:: EXCERPT ::
Prove $\sin^2(x)<\sin(x^2)$ for $0<x<\sqrt{\frac{\pi}{2}}$

I'm trying to prove $\sin^2(x)<\sin(x^2)$ for $0<x<\sqrt{\frac{\pi}{2}}$.

Attempt: This is equivalent to showing $f(x)=\sin(x^2)-\sin^2(x) = \sin(x^2)-\left(\frac{1-\cos(2x)}{2}\right)>0$. Since $f(0)=0$, if we show $f$ is increasing we are done. $f'(x) = 2x\cos(x^2)-\sin(2x)$ but I can't see why it's greater than zero.

Solution 1:

Finishing ellya's proof: For $x>1$ we have $$\sin^2(x)< \sin(x) < \sin(x^2)$$ Since $\sin(x)$ is increasing in our domain. For $x\le1$: $$\cos(x^2)\ge\cos(x), x>\sin(x)\implies 2x\cos(x^2)>2\sin(x)\cos(x)=\sin(2x)$$

Solution 2:

My thoughts at the moment are to take a step back from what you have put, and see that on $0\lt x\lt\sqrt{\frac{\pi}{2}}$ , $\sin(x)\lt1$ so here $\sin^2(x)\lt\sin(x)$, now it is a question of showing that $\sin(x)\lt \sin(x^2)$

:: YOUR OBJECTIVE ::
In the sine inequality thread, what chain of inequalities does Solution 1 give for x > 1?

:: DATA SECTION ::
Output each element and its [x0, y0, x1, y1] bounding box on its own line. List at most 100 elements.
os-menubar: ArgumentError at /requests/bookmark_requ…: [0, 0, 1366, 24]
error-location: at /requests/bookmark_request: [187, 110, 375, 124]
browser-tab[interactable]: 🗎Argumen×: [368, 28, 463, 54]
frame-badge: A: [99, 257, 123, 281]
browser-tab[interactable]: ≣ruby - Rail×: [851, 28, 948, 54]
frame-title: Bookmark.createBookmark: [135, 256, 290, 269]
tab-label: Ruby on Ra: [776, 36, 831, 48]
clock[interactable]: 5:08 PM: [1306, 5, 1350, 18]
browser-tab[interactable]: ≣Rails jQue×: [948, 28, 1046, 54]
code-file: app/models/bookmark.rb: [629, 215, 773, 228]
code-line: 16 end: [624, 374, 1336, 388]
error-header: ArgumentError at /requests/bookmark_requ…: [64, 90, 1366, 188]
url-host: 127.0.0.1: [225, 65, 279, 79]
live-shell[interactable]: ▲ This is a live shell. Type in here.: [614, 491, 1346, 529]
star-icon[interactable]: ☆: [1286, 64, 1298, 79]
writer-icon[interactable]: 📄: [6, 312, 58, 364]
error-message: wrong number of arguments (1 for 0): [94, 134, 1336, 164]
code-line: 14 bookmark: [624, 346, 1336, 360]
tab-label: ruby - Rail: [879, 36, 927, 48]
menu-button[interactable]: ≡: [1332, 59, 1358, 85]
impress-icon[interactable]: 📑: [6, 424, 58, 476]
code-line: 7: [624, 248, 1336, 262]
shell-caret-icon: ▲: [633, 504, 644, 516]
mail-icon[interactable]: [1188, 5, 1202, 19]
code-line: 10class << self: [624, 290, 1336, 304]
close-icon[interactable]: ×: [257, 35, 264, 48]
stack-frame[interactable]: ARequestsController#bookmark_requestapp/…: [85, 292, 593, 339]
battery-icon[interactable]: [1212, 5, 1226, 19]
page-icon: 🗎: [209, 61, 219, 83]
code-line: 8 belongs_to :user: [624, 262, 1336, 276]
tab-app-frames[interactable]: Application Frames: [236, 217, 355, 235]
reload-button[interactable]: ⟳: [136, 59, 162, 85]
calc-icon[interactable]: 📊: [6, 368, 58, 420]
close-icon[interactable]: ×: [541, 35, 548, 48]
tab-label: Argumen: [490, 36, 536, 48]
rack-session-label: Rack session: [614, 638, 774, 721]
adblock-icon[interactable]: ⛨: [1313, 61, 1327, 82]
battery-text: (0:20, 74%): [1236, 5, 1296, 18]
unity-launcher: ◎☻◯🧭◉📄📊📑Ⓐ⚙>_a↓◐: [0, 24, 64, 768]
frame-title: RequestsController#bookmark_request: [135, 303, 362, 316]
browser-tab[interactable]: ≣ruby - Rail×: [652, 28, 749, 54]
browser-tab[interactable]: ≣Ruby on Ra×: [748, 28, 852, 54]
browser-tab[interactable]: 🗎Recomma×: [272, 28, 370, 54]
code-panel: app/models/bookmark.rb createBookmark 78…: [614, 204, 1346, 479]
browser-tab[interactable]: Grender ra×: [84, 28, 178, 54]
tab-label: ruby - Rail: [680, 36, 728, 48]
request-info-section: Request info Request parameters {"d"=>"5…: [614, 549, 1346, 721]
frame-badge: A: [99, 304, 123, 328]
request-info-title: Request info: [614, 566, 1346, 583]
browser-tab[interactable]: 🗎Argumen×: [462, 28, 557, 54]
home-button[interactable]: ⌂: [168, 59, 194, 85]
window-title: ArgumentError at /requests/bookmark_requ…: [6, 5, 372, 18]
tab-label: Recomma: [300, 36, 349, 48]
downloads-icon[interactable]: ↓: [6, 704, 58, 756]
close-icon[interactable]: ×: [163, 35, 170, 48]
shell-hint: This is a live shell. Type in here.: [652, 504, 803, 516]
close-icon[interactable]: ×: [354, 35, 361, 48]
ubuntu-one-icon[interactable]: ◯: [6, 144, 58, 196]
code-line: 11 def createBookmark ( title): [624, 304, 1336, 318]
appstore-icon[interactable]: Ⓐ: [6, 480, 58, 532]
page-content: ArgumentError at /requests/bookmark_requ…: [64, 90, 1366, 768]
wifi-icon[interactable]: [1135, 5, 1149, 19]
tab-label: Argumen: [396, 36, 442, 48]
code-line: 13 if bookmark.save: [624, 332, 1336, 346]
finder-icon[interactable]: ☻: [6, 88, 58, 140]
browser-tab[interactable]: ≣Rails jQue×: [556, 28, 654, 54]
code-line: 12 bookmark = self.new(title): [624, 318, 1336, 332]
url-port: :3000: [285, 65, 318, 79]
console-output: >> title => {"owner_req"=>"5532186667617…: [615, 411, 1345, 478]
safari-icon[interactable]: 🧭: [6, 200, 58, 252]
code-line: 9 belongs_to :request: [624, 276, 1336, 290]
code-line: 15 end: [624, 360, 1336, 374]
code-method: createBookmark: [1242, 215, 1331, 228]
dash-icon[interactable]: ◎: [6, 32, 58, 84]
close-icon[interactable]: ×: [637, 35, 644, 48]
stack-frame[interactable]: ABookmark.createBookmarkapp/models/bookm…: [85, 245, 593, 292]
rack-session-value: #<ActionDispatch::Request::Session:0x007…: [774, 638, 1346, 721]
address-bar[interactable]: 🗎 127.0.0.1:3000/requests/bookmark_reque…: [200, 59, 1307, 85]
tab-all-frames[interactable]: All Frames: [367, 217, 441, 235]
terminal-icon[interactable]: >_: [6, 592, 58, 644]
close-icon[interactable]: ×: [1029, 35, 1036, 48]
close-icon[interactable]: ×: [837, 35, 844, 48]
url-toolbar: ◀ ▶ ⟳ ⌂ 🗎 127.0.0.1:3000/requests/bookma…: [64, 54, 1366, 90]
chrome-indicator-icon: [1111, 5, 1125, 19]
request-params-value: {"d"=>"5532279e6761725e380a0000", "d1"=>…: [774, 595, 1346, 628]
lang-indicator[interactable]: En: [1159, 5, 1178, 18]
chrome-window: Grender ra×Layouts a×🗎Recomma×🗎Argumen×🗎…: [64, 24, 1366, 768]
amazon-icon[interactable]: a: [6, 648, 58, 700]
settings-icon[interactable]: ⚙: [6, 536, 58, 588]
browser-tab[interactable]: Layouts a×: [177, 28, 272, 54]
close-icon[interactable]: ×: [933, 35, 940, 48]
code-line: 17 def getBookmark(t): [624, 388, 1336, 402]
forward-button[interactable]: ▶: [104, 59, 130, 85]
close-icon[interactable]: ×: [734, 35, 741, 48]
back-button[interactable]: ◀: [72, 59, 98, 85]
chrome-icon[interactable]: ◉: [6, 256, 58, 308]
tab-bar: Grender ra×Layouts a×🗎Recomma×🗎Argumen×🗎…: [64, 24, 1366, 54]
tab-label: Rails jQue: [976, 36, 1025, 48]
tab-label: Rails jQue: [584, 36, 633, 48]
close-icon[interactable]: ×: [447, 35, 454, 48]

:: FULL SOLUTION ::
sin²(x) < sin(x) < sin(x²)